「Give me the」を含む行で始まり「option: c) quattro piani [93,724,190,741]」を含む行で終わる部分を、両端の行も含めて、一字も変えずに書き写してください。

> **表示情報**
________________

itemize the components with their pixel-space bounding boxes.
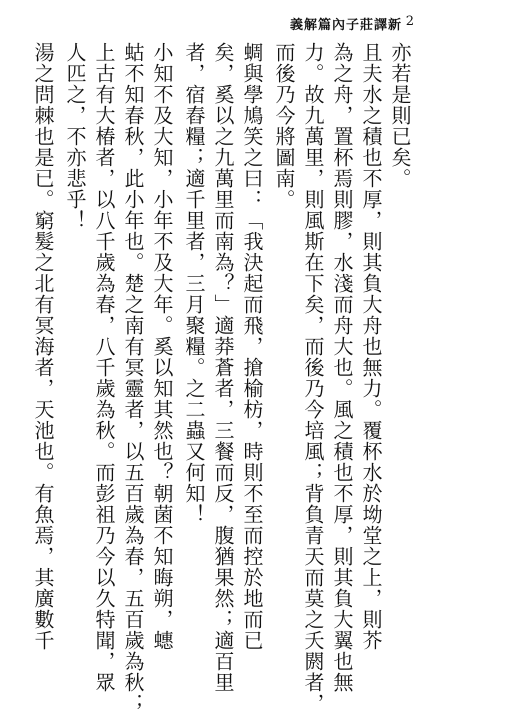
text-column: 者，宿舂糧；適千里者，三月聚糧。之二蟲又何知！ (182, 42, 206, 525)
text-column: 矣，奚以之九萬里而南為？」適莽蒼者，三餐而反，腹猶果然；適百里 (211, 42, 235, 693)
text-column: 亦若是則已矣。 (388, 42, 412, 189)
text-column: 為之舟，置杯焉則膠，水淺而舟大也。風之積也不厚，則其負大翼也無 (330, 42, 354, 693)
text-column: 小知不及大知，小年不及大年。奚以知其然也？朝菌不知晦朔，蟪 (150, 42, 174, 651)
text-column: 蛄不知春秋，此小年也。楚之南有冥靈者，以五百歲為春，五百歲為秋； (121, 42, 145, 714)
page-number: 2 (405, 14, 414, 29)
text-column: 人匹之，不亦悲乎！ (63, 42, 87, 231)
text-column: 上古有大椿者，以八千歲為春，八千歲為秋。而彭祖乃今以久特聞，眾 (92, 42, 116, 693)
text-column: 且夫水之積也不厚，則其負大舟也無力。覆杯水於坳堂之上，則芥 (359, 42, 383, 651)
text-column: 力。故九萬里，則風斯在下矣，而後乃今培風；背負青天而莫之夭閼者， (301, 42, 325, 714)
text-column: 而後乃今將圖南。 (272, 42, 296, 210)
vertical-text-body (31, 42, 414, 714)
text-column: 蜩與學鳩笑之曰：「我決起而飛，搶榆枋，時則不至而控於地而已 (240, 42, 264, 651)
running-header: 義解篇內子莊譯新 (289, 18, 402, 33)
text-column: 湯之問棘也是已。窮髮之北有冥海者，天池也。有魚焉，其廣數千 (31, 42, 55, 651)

________________

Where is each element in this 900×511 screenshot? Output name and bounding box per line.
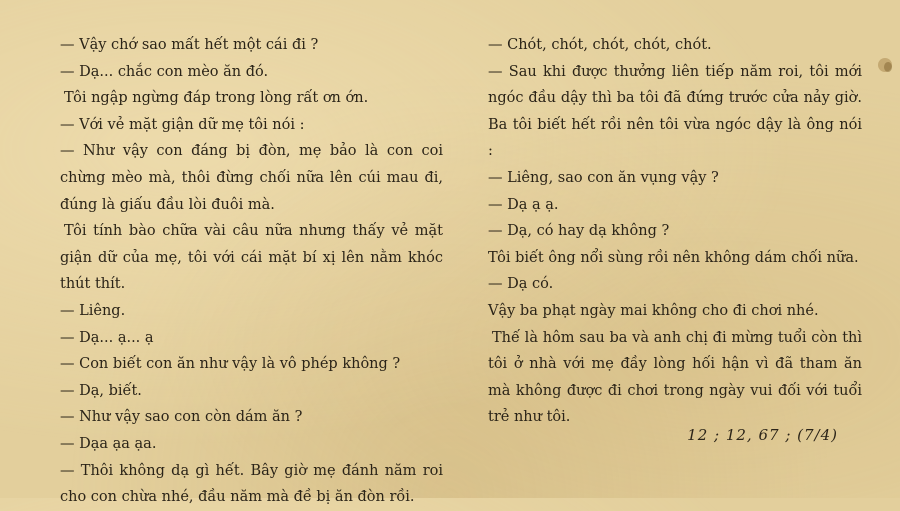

________________

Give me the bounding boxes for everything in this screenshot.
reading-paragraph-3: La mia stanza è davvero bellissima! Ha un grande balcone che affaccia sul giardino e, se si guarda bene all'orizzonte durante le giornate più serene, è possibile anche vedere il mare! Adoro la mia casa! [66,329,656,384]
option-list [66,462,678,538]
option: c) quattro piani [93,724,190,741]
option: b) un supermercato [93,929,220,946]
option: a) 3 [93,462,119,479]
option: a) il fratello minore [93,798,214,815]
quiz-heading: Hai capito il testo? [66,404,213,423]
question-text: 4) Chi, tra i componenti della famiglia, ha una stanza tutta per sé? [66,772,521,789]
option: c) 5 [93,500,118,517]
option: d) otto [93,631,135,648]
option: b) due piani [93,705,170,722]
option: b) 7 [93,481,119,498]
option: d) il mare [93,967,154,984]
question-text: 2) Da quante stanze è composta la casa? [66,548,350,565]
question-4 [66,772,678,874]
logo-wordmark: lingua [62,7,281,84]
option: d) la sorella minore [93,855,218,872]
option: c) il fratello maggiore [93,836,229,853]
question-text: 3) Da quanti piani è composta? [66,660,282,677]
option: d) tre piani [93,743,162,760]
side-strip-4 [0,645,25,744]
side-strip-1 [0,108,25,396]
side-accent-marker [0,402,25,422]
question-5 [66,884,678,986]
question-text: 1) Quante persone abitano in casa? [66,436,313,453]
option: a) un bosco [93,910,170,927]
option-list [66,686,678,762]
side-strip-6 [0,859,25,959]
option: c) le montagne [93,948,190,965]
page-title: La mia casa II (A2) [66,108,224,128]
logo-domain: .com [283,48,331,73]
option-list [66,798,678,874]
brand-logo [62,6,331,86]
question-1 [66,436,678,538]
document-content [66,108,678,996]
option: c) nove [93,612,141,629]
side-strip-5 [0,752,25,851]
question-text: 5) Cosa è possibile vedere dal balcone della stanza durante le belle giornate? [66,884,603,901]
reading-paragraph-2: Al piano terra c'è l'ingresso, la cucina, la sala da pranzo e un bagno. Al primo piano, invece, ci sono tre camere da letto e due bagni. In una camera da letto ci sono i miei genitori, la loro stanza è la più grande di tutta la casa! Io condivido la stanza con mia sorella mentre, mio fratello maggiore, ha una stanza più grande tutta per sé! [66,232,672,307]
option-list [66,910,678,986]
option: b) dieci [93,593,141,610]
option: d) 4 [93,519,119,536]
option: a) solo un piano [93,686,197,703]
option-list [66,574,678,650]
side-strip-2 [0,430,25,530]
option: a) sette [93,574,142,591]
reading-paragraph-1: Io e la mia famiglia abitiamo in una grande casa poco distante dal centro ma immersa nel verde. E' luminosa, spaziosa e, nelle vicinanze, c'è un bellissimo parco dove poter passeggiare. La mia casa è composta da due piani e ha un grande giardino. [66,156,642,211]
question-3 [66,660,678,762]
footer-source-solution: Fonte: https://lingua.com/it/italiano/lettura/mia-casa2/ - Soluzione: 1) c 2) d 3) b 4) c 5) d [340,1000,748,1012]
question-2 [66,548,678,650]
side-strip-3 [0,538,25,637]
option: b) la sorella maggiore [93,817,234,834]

________________

> **解答**
Give me the bounding boxes for everything in this screenshot.
reading-paragraph-3: La mia stanza è davvero bellissima! Ha un grande balcone che affaccia sul giardino e, se si guarda bene all'orizzonte durante le giornate più serene, è possibile anche vedere il mare! Adoro la mia casa! [66,329,656,384]
option-list [66,462,678,538]
option: c) quattro piani [93,724,190,741]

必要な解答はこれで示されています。